**Records for processing:**
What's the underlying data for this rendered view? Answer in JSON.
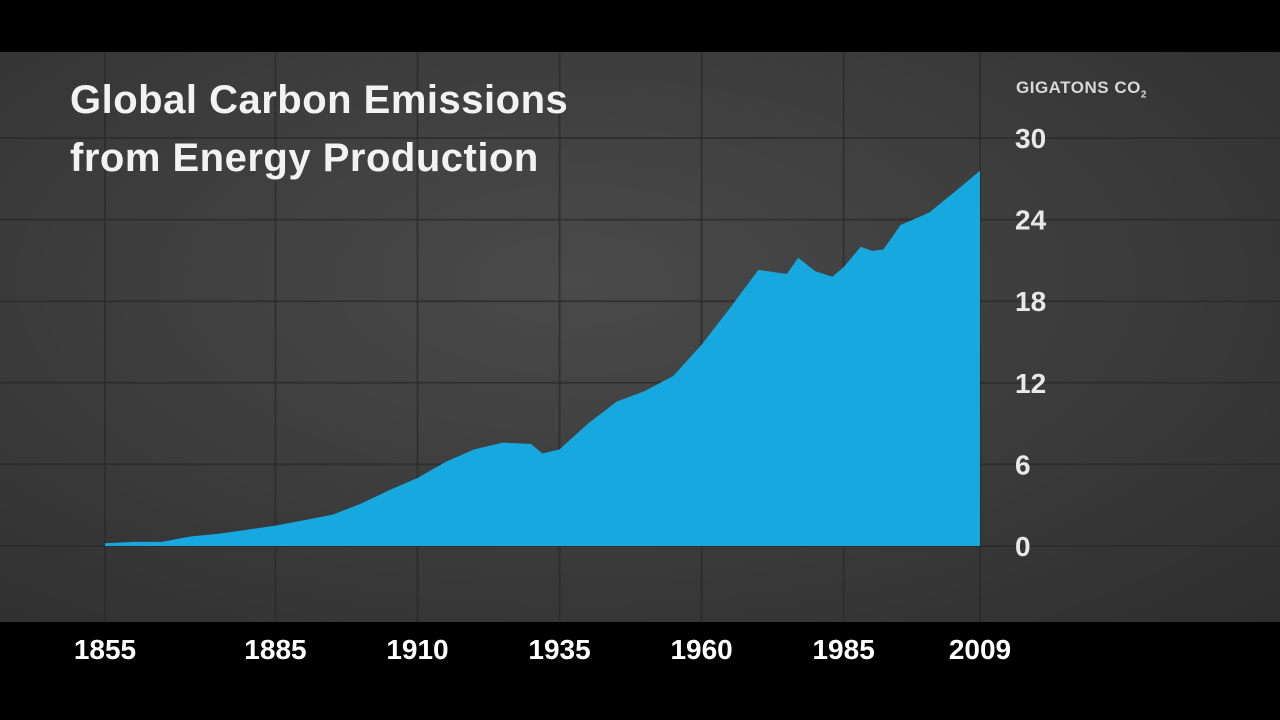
{
  "chart_data": {
    "type": "area",
    "title_lines": [
      "Global Carbon Emissions",
      "from Energy Production"
    ],
    "unit_label": "GIGATONS CO",
    "unit_subscript": "2",
    "xlim": [
      1855,
      2009
    ],
    "ylim": [
      0,
      30
    ],
    "y_ticks": [
      "0",
      "6",
      "12",
      "18",
      "24",
      "30"
    ],
    "x_ticks": [
      "1855",
      "1885",
      "1910",
      "1935",
      "1960",
      "1985",
      "2009"
    ],
    "grid": true,
    "fill_color": "#17a8e0",
    "series": [
      {
        "x": [
          1855,
          1860,
          1865,
          1870,
          1875,
          1880,
          1885,
          1890,
          1895,
          1900,
          1905,
          1910,
          1915,
          1920,
          1925,
          1930,
          1932,
          1935,
          1940,
          1945,
          1950,
          1955,
          1960,
          1965,
          1970,
          1975,
          1977,
          1980,
          1983,
          1985,
          1988,
          1990,
          1992,
          1995,
          2000,
          2005,
          2009
        ],
        "y": [
          0.2,
          0.3,
          0.3,
          0.7,
          0.9,
          1.2,
          1.5,
          1.9,
          2.3,
          3.1,
          4.1,
          5.0,
          6.2,
          7.1,
          7.6,
          7.5,
          6.8,
          7.1,
          9.0,
          10.6,
          11.4,
          12.5,
          14.8,
          17.5,
          20.3,
          20.0,
          21.2,
          20.2,
          19.8,
          20.5,
          22.0,
          21.7,
          21.8,
          23.6,
          24.5,
          26.2,
          27.6
        ]
      }
    ]
  }
}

**What the exercise asks:** Return all of the data exactly as written, and drop the pictures.

**The output:**
What's the underlying data for this rendered view? Answer in JSON.
{
  "chart_data": {
    "type": "area",
    "title_lines": [
      "Global Carbon Emissions",
      "from Energy Production"
    ],
    "unit_label": "GIGATONS CO",
    "unit_subscript": "2",
    "xlim": [
      1855,
      2009
    ],
    "ylim": [
      0,
      30
    ],
    "y_ticks": [
      "0",
      "6",
      "12",
      "18",
      "24",
      "30"
    ],
    "x_ticks": [
      "1855",
      "1885",
      "1910",
      "1935",
      "1960",
      "1985",
      "2009"
    ],
    "grid": true,
    "fill_color": "#17a8e0",
    "series": [
      {
        "x": [
          1855,
          1860,
          1865,
          1870,
          1875,
          1880,
          1885,
          1890,
          1895,
          1900,
          1905,
          1910,
          1915,
          1920,
          1925,
          1930,
          1932,
          1935,
          1940,
          1945,
          1950,
          1955,
          1960,
          1965,
          1970,
          1975,
          1977,
          1980,
          1983,
          1985,
          1988,
          1990,
          1992,
          1995,
          2000,
          2005,
          2009
        ],
        "y": [
          0.2,
          0.3,
          0.3,
          0.7,
          0.9,
          1.2,
          1.5,
          1.9,
          2.3,
          3.1,
          4.1,
          5.0,
          6.2,
          7.1,
          7.6,
          7.5,
          6.8,
          7.1,
          9.0,
          10.6,
          11.4,
          12.5,
          14.8,
          17.5,
          20.3,
          20.0,
          21.2,
          20.2,
          19.8,
          20.5,
          22.0,
          21.7,
          21.8,
          23.6,
          24.5,
          26.2,
          27.6
        ]
      }
    ]
  }
}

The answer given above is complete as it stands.